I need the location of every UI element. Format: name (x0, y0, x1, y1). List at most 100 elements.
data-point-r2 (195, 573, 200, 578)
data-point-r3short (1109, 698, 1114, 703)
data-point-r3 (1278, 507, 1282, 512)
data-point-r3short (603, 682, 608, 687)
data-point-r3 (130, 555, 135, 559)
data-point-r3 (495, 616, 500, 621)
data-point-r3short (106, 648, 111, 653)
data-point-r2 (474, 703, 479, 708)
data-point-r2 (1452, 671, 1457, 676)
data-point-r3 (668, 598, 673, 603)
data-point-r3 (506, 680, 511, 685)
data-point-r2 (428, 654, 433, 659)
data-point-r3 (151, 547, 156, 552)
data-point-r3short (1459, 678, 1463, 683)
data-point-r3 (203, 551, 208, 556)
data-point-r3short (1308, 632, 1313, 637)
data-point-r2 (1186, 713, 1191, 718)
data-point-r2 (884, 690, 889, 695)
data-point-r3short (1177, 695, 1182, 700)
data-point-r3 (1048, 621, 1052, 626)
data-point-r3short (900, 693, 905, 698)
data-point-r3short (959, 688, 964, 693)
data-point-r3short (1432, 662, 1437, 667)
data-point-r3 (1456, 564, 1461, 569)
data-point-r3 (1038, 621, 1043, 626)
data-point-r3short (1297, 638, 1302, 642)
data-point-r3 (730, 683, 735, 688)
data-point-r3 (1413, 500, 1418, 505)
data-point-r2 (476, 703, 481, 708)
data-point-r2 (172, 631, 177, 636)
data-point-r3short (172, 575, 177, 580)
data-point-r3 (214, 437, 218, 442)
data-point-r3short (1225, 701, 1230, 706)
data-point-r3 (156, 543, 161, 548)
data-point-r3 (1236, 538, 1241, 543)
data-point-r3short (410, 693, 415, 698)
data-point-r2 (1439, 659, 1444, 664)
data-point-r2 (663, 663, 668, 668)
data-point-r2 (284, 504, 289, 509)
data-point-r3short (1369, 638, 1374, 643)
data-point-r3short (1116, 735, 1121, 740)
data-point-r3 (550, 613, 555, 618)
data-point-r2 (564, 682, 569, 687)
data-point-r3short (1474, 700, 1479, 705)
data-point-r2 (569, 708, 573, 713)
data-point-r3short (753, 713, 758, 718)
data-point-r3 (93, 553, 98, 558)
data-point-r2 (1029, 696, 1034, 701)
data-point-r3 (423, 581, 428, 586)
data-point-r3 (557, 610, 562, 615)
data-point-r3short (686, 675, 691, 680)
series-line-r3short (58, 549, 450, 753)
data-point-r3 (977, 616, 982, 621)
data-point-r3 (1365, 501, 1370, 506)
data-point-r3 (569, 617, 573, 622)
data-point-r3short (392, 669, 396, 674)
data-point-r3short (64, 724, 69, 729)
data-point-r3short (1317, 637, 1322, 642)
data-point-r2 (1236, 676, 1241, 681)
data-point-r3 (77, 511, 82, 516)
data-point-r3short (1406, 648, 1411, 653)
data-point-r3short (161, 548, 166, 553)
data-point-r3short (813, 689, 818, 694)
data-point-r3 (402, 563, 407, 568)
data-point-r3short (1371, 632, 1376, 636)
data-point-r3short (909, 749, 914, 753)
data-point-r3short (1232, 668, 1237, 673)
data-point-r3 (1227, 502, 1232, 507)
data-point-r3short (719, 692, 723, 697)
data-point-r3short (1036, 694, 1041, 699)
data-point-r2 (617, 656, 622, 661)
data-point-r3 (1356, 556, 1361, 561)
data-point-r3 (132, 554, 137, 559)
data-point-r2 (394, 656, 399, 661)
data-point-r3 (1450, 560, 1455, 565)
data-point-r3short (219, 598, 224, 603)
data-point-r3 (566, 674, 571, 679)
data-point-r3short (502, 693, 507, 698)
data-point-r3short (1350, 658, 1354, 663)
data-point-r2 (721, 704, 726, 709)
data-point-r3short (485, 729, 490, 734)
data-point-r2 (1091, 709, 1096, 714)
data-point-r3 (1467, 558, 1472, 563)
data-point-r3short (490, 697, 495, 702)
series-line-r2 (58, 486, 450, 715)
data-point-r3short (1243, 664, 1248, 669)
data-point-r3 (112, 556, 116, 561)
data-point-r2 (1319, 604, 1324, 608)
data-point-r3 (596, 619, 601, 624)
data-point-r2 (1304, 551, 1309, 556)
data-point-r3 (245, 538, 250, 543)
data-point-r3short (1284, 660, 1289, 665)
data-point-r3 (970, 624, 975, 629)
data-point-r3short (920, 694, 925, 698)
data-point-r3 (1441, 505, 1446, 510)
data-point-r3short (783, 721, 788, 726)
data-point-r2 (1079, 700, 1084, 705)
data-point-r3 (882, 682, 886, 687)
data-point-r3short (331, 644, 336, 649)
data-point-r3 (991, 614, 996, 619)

● ● ● ● ●

依頼文:
上のエントリをすべて、一字一句変えずに打ち直しなさい。

回答文:
I need the location of every UI element. Format: name (x0, y0, x1, y1). List at most 100 elements.
data-point-r2 (195, 573, 200, 578)
data-point-r3short (1109, 698, 1114, 703)
data-point-r3 (1278, 507, 1282, 512)
data-point-r3short (603, 682, 608, 687)
data-point-r3 (130, 555, 135, 559)
data-point-r3 (495, 616, 500, 621)
data-point-r3short (106, 648, 111, 653)
data-point-r2 (474, 703, 479, 708)
data-point-r2 (1452, 671, 1457, 676)
data-point-r3 (668, 598, 673, 603)
data-point-r3 (506, 680, 511, 685)
data-point-r2 (428, 654, 433, 659)
data-point-r3 (151, 547, 156, 552)
data-point-r3short (1459, 678, 1463, 683)
data-point-r3 (203, 551, 208, 556)
data-point-r3short (1308, 632, 1313, 637)
data-point-r2 (1186, 713, 1191, 718)
data-point-r2 (884, 690, 889, 695)
data-point-r3short (1177, 695, 1182, 700)
data-point-r3 (1048, 621, 1052, 626)
data-point-r3short (900, 693, 905, 698)
data-point-r3short (959, 688, 964, 693)
data-point-r3short (1432, 662, 1437, 667)
data-point-r3 (1456, 564, 1461, 569)
data-point-r3 (1038, 621, 1043, 626)
data-point-r3short (1297, 638, 1302, 642)
data-point-r3 (730, 683, 735, 688)
data-point-r3 (1413, 500, 1418, 505)
data-point-r2 (476, 703, 481, 708)
data-point-r2 (172, 631, 177, 636)
data-point-r3short (172, 575, 177, 580)
data-point-r3 (214, 437, 218, 442)
data-point-r3short (1225, 701, 1230, 706)
data-point-r3 (156, 543, 161, 548)
data-point-r3 (1236, 538, 1241, 543)
data-point-r3short (410, 693, 415, 698)
data-point-r2 (1439, 659, 1444, 664)
data-point-r2 (663, 663, 668, 668)
data-point-r2 (284, 504, 289, 509)
data-point-r3short (1369, 638, 1374, 643)
data-point-r3short (1116, 735, 1121, 740)
data-point-r3 (550, 613, 555, 618)
data-point-r2 (564, 682, 569, 687)
data-point-r3short (1474, 700, 1479, 705)
data-point-r2 (569, 708, 573, 713)
data-point-r3short (753, 713, 758, 718)
data-point-r3 (93, 553, 98, 558)
data-point-r2 (1029, 696, 1034, 701)
data-point-r3 (423, 581, 428, 586)
data-point-r3 (557, 610, 562, 615)
data-point-r3short (686, 675, 691, 680)
series-line-r3short (58, 549, 450, 753)
data-point-r3 (977, 616, 982, 621)
data-point-r3 (1365, 501, 1370, 506)
data-point-r3 (569, 617, 573, 622)
data-point-r3short (392, 669, 396, 674)
data-point-r3short (64, 724, 69, 729)
data-point-r3short (1317, 637, 1322, 642)
data-point-r2 (1236, 676, 1241, 681)
data-point-r3 (77, 511, 82, 516)
data-point-r3short (1406, 648, 1411, 653)
data-point-r3short (161, 548, 166, 553)
data-point-r3short (813, 689, 818, 694)
data-point-r3 (402, 563, 407, 568)
data-point-r3short (1371, 632, 1376, 636)
data-point-r3short (909, 749, 914, 753)
data-point-r3short (1232, 668, 1237, 673)
data-point-r3 (1227, 502, 1232, 507)
data-point-r3short (719, 692, 723, 697)
data-point-r3short (1036, 694, 1041, 699)
data-point-r2 (617, 656, 622, 661)
data-point-r3 (1356, 556, 1361, 561)
data-point-r3 (132, 554, 137, 559)
data-point-r2 (394, 656, 399, 661)
data-point-r3 (1450, 560, 1455, 565)
data-point-r3short (219, 598, 224, 603)
data-point-r3 (566, 674, 571, 679)
data-point-r3short (502, 693, 507, 698)
data-point-r3short (1350, 658, 1354, 663)
data-point-r2 (721, 704, 726, 709)
data-point-r3short (485, 729, 490, 734)
data-point-r2 (1091, 709, 1096, 714)
data-point-r3 (1467, 558, 1472, 563)
data-point-r3short (490, 697, 495, 702)
series-line-r2 (58, 486, 450, 715)
data-point-r3short (1243, 664, 1248, 669)
data-point-r3 (112, 556, 116, 561)
data-point-r2 (1319, 604, 1324, 608)
data-point-r3 (596, 619, 601, 624)
data-point-r2 (1304, 551, 1309, 556)
data-point-r3 (245, 538, 250, 543)
data-point-r3short (1284, 660, 1289, 665)
data-point-r3 (970, 624, 975, 629)
data-point-r3short (920, 694, 925, 698)
data-point-r3 (1441, 505, 1446, 510)
data-point-r3short (783, 721, 788, 726)
data-point-r2 (1079, 700, 1084, 705)
data-point-r3 (882, 682, 886, 687)
data-point-r3short (331, 644, 336, 649)
data-point-r3 (991, 614, 996, 619)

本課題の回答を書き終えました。